* Aim *
Render every line of the listing below as a JSON array of strings, one string per line, omitting any blank lines.

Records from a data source
**********

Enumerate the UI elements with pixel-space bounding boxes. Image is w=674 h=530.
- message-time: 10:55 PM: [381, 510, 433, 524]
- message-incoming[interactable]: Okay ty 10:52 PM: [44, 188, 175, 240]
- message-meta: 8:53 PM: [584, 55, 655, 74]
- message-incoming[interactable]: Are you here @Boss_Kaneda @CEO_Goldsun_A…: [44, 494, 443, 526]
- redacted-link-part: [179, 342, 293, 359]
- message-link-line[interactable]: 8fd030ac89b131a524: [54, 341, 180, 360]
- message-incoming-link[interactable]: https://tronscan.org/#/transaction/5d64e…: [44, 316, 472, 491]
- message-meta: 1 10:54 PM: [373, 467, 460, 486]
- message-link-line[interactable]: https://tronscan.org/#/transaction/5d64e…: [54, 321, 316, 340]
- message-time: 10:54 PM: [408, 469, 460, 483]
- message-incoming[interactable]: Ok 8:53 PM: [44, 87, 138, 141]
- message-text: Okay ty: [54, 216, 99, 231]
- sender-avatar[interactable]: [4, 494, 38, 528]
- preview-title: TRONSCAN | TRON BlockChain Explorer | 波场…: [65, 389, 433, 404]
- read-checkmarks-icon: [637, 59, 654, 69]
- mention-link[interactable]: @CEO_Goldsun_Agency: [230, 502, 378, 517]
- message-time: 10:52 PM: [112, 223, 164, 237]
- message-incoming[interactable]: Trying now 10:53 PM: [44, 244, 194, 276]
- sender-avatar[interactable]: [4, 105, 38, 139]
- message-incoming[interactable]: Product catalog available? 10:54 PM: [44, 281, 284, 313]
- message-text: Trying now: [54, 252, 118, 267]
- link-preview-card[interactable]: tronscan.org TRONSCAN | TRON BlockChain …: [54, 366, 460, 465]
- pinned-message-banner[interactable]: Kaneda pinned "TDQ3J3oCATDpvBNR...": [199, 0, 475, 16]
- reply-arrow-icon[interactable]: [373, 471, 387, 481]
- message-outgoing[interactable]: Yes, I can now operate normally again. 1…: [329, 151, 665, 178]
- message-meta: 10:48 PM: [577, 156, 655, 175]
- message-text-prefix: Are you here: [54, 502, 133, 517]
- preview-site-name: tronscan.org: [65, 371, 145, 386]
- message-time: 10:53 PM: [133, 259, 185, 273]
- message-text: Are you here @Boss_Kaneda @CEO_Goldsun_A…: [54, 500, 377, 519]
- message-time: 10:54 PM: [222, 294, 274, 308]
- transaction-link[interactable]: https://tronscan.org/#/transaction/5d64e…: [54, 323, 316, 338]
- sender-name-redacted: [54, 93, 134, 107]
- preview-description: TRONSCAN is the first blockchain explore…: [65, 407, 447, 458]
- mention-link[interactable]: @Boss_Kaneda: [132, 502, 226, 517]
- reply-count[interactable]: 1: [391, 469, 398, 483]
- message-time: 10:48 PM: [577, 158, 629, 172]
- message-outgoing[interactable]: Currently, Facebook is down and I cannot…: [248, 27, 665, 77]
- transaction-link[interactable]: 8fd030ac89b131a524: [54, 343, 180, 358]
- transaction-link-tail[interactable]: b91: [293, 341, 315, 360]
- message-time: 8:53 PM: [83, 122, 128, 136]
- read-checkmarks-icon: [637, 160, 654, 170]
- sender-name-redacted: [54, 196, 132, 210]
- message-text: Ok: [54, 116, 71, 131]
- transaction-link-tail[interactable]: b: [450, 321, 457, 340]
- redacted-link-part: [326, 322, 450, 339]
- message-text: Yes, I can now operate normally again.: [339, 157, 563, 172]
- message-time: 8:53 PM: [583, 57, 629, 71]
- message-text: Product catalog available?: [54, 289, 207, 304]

**********

* Reply *
[
  "Enumerate the UI elements with pixel-space bounding boxes. Image is w=674 h=530.",
  "- message-time: 10:55 PM: [381, 510, 433, 524]",
  "- message-incoming[interactable]: Okay ty 10:52 PM: [44, 188, 175, 240]",
  "- message-meta: 8:53 PM: [584, 55, 655, 74]",
  "- message-incoming[interactable]: Are you here @Boss_Kaneda @CEO_Goldsun_A…: [44, 494, 443, 526]",
  "- redacted-link-part: [179, 342, 293, 359]",
  "- message-link-line[interactable]: 8fd030ac89b131a524: [54, 341, 180, 360]",
  "- message-incoming-link[interactable]: https://tronscan.org/#/transaction/5d64e…: [44, 316, 472, 491]",
  "- message-meta: 1 10:54 PM: [373, 467, 460, 486]",
  "- message-link-line[interactable]: https://tronscan.org/#/transaction/5d64e…: [54, 321, 316, 340]",
  "- message-time: 10:54 PM: [408, 469, 460, 483]",
  "- message-incoming[interactable]: Ok 8:53 PM: [44, 87, 138, 141]",
  "- message-text: Okay ty: [54, 216, 99, 231]",
  "- sender-avatar[interactable]: [4, 494, 38, 528]",
  "- preview-title: TRONSCAN | TRON BlockChain Explorer | 波场…: [65, 389, 433, 404]",
  "- read-checkmarks-icon: [637, 59, 654, 69]",
  "- mention-link[interactable]: @CEO_Goldsun_Agency: [230, 502, 378, 517]",
  "- message-time: 10:52 PM: [112, 223, 164, 237]",
  "- message-incoming[interactable]: Trying now 10:53 PM: [44, 244, 194, 276]",
  "- sender-avatar[interactable]: [4, 105, 38, 139]",
  "- message-incoming[interactable]: Product catalog available? 10:54 PM: [44, 281, 284, 313]",
  "- message-text: Trying now: [54, 252, 118, 267]",
  "- link-preview-card[interactable]: tronscan.org TRONSCAN | TRON BlockChain …: [54, 366, 460, 465]",
  "- pinned-message-banner[interactable]: Kaneda pinned \"TDQ3J3oCATDpvBNR...\": [199, 0, 475, 16]",
  "- reply-arrow-icon[interactable]: [373, 471, 387, 481]",
  "- message-outgoing[interactable]: Yes, I can now operate normally again. 1…: [329, 151, 665, 178]",
  "- message-meta: 10:48 PM: [577, 156, 655, 175]",
  "- message-text-prefix: Are you here: [54, 502, 133, 517]",
  "- preview-site-name: tronscan.org: [65, 371, 145, 386]",
  "- message-time: 10:53 PM: [133, 259, 185, 273]",
  "- message-text: Are you here @Boss_Kaneda @CEO_Goldsun_A…: [54, 500, 377, 519]",
  "- message-time: 10:54 PM: [222, 294, 274, 308]",
  "- transaction-link[interactable]: https://tronscan.org/#/transaction/5d64e…: [54, 323, 316, 338]",
  "- sender-name-redacted: [54, 93, 134, 107]",
  "- preview-description: TRONSCAN is the first blockchain explore…: [65, 407, 447, 458]",
  "- mention-link[interactable]: @Boss_Kaneda: [132, 502, 226, 517]",
  "- reply-count[interactable]: 1: [391, 469, 398, 483]",
  "- message-time: 10:48 PM: [577, 158, 629, 172]",
  "- message-outgoing[interactable]: Currently, Facebook is down and I cannot…: [248, 27, 665, 77]",
  "- transaction-link[interactable]: 8fd030ac89b131a524: [54, 343, 180, 358]",
  "- transaction-link-tail[interactable]: b91: [293, 341, 315, 360]",
  "- message-time: 8:53 PM: [83, 122, 128, 136]",
  "- read-checkmarks-icon: [637, 160, 654, 170]",
  "- sender-name-redacted: [54, 196, 132, 210]",
  "- message-text: Ok: [54, 116, 71, 131]",
  "- transaction-link-tail[interactable]: b: [450, 321, 457, 340]",
  "- redacted-link-part: [326, 322, 450, 339]",
  "- message-text: Yes, I can now operate normally again.: [339, 157, 563, 172]",
  "- message-time: 8:53 PM: [583, 57, 629, 71]",
  "- message-text: Product catalog available?: [54, 289, 207, 304]"
]